** Begin Stored data **
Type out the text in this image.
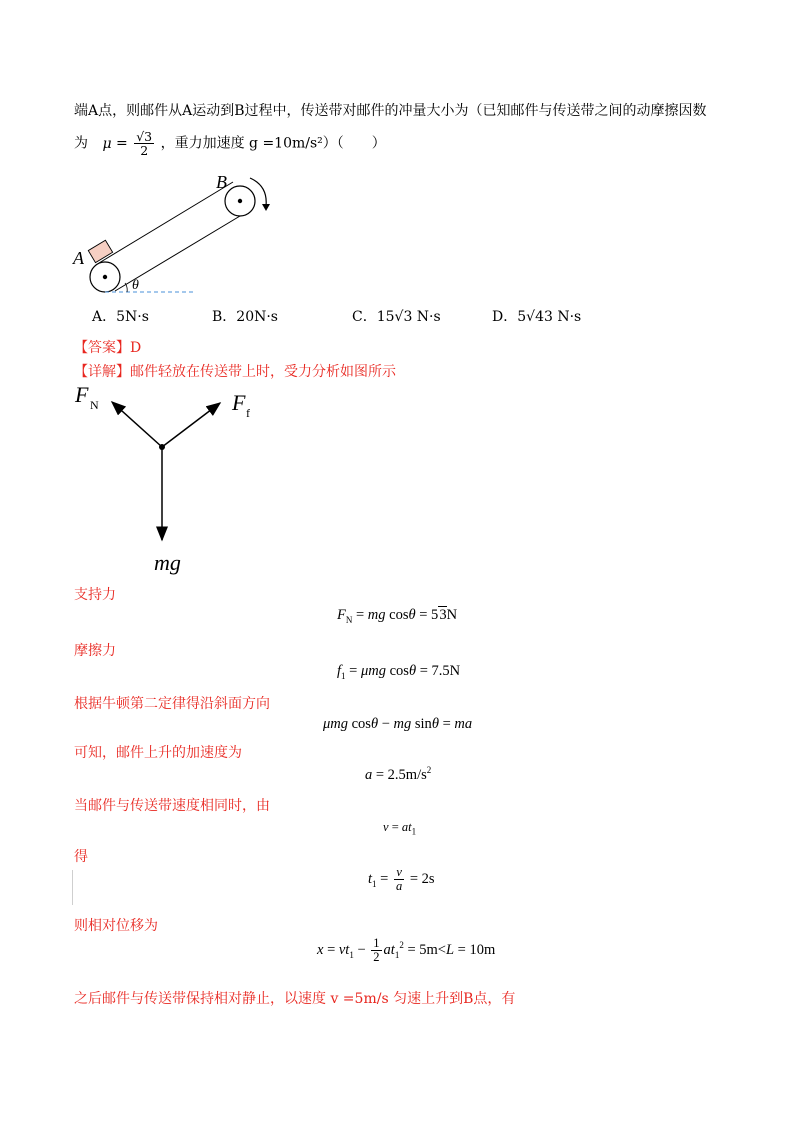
端A点，则邮件从A运动到B过程中，传送带对邮件的冲量大小为（已知邮件与传送带之间的动摩擦因数
为 $\mu = \frac{√3}{2}$ ，重力加速度 g =10m/s²）（　　）
θ
A
B
A．5N·s	B．20N·s	C．15√3 N·s	D．5√43 N·s
【答案】D
【详解】邮件轻放在传送带上时，受力分析如图所示
F N	F f
mg
支持力
$F_N$ = mg cosθ = 53N
摩擦力
$f_1 = \mu mg$ cosθ = 7.5N
根据牛顿第二定律得沿斜面方向
μmg cosθ − mg sinθ = ma
可知，邮件上升的加速度为
$a = 2.5m/s^2$
当邮件与传送带速度相同时，由
$v = at_1$
得
$t_1 = \frac{v}{a} = 2s$
则相对位移为
$x = vt_1 - \frac{1}{2} at_1^2 = 5m<L = 10m$
之后邮件与传送带保持相对静止，以速度 v =5m/s 匀速上升到B点，有
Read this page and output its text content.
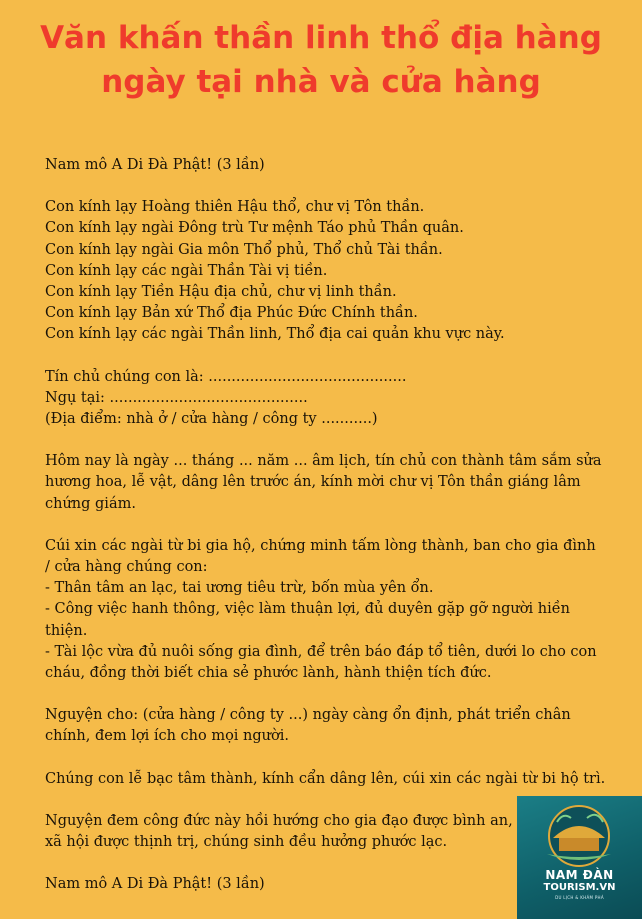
Văn khấn thần linh thổ địa hàng
ngày tại nhà và cửa hàng

Nam mô A Di Đà Phật! (3 lần)

Con kính lạy Hoàng thiên Hậu thổ, chư vị Tôn thần.

Con kính lạy ngài Đông trù Tư mệnh Táo phủ Thần quân.

Con kính lạy ngài Gia môn Thổ phủ, Thổ chủ Tài thần.

Con kính lạy các ngài Thần Tài vị tiền.

Con kính lạy Tiền Hậu địa chủ, chư vị linh thần.

Con kính lạy Bản xứ Thổ địa Phúc Đức Chính thần.

Con kính lạy các ngài Thần linh, Thổ địa cai quản khu vực này.

Tín chủ chúng con là: ...........................................

Ngụ tại: ...........................................

(Địa điểm: nhà ở / cửa hàng / công ty ...........)

Hôm nay là ngày ... tháng ... năm ... âm lịch, tín chủ con thành tâm sắm sửa hương hoa, lễ vật, dâng lên trước án, kính mời chư vị Tôn thần giáng lâm chứng giám.

Cúi xin các ngài từ bi gia hộ, chứng minh tấm lòng thành, ban cho gia đình

/ cửa hàng chúng con:

- Thân tâm an lạc, tai ương tiêu trừ, bốn mùa yên ổn.

- Công việc hanh thông, việc làm thuận lợi, đủ duyên gặp gỡ người hiền thiện.

- Tài lộc vừa đủ nuôi sống gia đình, để trên báo đáp tổ tiên, dưới lo cho con cháu, đồng thời biết chia sẻ phước lành, hành thiện tích đức.

Nguyện cho: (cửa hàng / công ty ...) ngày càng ổn định, phát triển chân chính, đem lợi ích cho mọi người.

Chúng con lễ bạc tâm thành, kính cẩn dâng lên, cúi xin các ngài từ bi hộ trì.

Nguyện đem công đức này hồi hướng cho gia đạo được bình an, xã hội được thịnh trị, chúng sinh đều hưởng phước lạc.

Nam mô A Di Đà Phật! (3 lần)

NAM ĐÀN
TOURISM.VN
DU LỊCH & KHÁM PHÁ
** End Stored data **
Task goal: Write out the full listing verbatim, excluding its pictures.

Response to the task:
Type out the text in this image.
端A点，则邮件从A运动到B过程中，传送带对邮件的冲量大小为（已知邮件与传送带之间的动摩擦因数
为 $\mu = \frac{√3}{2}$ ，重力加速度 g =10m/s²）（　　）
θ
A
B
A．5N·s	B．20N·s	C．15√3 N·s	D．5√43 N·s
【答案】D
【详解】邮件轻放在传送带上时，受力分析如图所示
F N	F f
mg
支持力
$F_N$ = mg cosθ = 53N
摩擦力
$f_1 = \mu mg$ cosθ = 7.5N
根据牛顿第二定律得沿斜面方向
μmg cosθ − mg sinθ = ma
可知，邮件上升的加速度为
$a = 2.5m/s^2$
当邮件与传送带速度相同时，由
$v = at_1$
得
$t_1 = \frac{v}{a} = 2s$
则相对位移为
$x = vt_1 - \frac{1}{2} at_1^2 = 5m<L = 10m$
之后邮件与传送带保持相对静止，以速度 v =5m/s 匀速上升到B点，有
Read this page and output its text content.
Văn khấn thần linh thổ địa hàng
ngày tại nhà và cửa hàng

Nam mô A Di Đà Phật! (3 lần)

Con kính lạy Hoàng thiên Hậu thổ, chư vị Tôn thần.

Con kính lạy ngài Đông trù Tư mệnh Táo phủ Thần quân.

Con kính lạy ngài Gia môn Thổ phủ, Thổ chủ Tài thần.

Con kính lạy các ngài Thần Tài vị tiền.

Con kính lạy Tiền Hậu địa chủ, chư vị linh thần.

Con kính lạy Bản xứ Thổ địa Phúc Đức Chính thần.

Con kính lạy các ngài Thần linh, Thổ địa cai quản khu vực này.

Tín chủ chúng con là: ...........................................

Ngụ tại: ...........................................

(Địa điểm: nhà ở / cửa hàng / công ty ...........)

Hôm nay là ngày ... tháng ... năm ... âm lịch, tín chủ con thành tâm sắm sửa hương hoa, lễ vật, dâng lên trước án, kính mời chư vị Tôn thần giáng lâm chứng giám.

Cúi xin các ngài từ bi gia hộ, chứng minh tấm lòng thành, ban cho gia đình

/ cửa hàng chúng con:

- Thân tâm an lạc, tai ương tiêu trừ, bốn mùa yên ổn.

- Công việc hanh thông, việc làm thuận lợi, đủ duyên gặp gỡ người hiền thiện.

- Tài lộc vừa đủ nuôi sống gia đình, để trên báo đáp tổ tiên, dưới lo cho con cháu, đồng thời biết chia sẻ phước lành, hành thiện tích đức.

Nguyện cho: (cửa hàng / công ty ...) ngày càng ổn định, phát triển chân chính, đem lợi ích cho mọi người.

Chúng con lễ bạc tâm thành, kính cẩn dâng lên, cúi xin các ngài từ bi hộ trì.

Nguyện đem công đức này hồi hướng cho gia đạo được bình an, xã hội được thịnh trị, chúng sinh đều hưởng phước lạc.

Nam mô A Di Đà Phật! (3 lần)

NAM ĐÀN
TOURISM.VN
DU LỊCH & KHÁM PHÁ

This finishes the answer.